- **GIVEN EXERCISE**
Below are the records. List every line holding the word "Other".

- **GIVEN DATA**
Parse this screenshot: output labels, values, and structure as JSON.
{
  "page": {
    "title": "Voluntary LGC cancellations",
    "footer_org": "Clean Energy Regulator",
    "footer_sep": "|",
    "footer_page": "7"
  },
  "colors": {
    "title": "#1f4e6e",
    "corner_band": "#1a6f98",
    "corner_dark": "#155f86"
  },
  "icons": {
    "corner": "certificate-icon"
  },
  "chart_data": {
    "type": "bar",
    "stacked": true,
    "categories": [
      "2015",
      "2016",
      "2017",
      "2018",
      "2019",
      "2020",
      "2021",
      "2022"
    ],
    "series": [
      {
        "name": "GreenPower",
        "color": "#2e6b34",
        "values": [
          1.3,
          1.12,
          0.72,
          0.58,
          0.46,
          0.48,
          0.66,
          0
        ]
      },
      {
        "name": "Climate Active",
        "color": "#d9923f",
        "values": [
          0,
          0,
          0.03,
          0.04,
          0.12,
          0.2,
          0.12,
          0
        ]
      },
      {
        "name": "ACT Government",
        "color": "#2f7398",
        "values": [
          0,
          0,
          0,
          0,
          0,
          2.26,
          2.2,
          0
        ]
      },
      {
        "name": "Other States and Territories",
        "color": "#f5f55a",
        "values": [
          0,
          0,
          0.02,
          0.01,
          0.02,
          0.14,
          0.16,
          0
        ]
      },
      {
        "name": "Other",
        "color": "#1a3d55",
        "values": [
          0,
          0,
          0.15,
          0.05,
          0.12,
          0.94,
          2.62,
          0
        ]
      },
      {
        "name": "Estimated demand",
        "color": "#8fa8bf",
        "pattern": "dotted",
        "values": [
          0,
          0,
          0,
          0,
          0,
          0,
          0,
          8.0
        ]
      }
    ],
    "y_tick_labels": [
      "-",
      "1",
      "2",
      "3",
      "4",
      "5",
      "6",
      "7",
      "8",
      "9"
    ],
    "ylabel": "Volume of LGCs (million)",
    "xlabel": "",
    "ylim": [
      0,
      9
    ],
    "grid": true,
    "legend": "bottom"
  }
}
* * *
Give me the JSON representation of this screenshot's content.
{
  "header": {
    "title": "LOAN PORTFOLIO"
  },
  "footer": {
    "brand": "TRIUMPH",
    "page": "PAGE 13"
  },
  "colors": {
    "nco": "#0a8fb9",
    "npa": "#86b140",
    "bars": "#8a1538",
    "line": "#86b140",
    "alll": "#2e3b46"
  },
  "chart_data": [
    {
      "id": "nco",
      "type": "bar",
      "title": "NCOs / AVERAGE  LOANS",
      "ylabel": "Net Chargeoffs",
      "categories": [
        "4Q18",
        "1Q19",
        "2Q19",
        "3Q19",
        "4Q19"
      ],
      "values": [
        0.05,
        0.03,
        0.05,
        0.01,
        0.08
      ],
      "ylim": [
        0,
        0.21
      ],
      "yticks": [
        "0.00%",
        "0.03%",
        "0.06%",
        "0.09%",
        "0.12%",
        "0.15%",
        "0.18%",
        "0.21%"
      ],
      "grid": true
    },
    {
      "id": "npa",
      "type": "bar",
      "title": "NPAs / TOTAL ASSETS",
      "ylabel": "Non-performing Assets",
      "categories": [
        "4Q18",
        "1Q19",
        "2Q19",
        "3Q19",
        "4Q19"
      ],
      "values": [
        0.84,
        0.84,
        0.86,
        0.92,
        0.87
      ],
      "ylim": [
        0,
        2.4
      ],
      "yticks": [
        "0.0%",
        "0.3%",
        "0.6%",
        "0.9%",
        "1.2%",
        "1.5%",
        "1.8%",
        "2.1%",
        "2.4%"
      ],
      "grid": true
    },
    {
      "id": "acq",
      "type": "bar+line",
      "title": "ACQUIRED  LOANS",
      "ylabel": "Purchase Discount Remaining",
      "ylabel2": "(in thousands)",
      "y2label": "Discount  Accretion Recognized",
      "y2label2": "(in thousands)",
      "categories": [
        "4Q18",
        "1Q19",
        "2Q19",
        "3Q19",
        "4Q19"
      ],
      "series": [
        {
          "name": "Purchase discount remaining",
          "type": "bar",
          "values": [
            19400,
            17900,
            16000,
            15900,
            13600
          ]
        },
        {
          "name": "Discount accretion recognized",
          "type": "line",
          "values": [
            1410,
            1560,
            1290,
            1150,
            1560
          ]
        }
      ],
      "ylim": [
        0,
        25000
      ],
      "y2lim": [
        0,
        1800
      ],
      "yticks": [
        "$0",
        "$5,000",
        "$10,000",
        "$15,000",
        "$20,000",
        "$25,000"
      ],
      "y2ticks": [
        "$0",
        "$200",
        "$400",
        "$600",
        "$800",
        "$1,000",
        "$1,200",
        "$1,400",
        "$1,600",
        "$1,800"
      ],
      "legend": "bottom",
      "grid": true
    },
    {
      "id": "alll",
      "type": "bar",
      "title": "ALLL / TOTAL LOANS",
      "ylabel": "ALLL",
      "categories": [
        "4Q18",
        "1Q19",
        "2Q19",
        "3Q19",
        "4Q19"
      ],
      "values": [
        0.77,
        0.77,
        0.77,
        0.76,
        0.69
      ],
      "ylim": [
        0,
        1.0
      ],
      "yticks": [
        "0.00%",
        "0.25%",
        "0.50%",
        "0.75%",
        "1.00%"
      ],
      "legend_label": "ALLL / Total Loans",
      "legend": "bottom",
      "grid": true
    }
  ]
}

- **EXERCISE ANSWER**
        "name": "Other States and Territories",
        "name": "Other",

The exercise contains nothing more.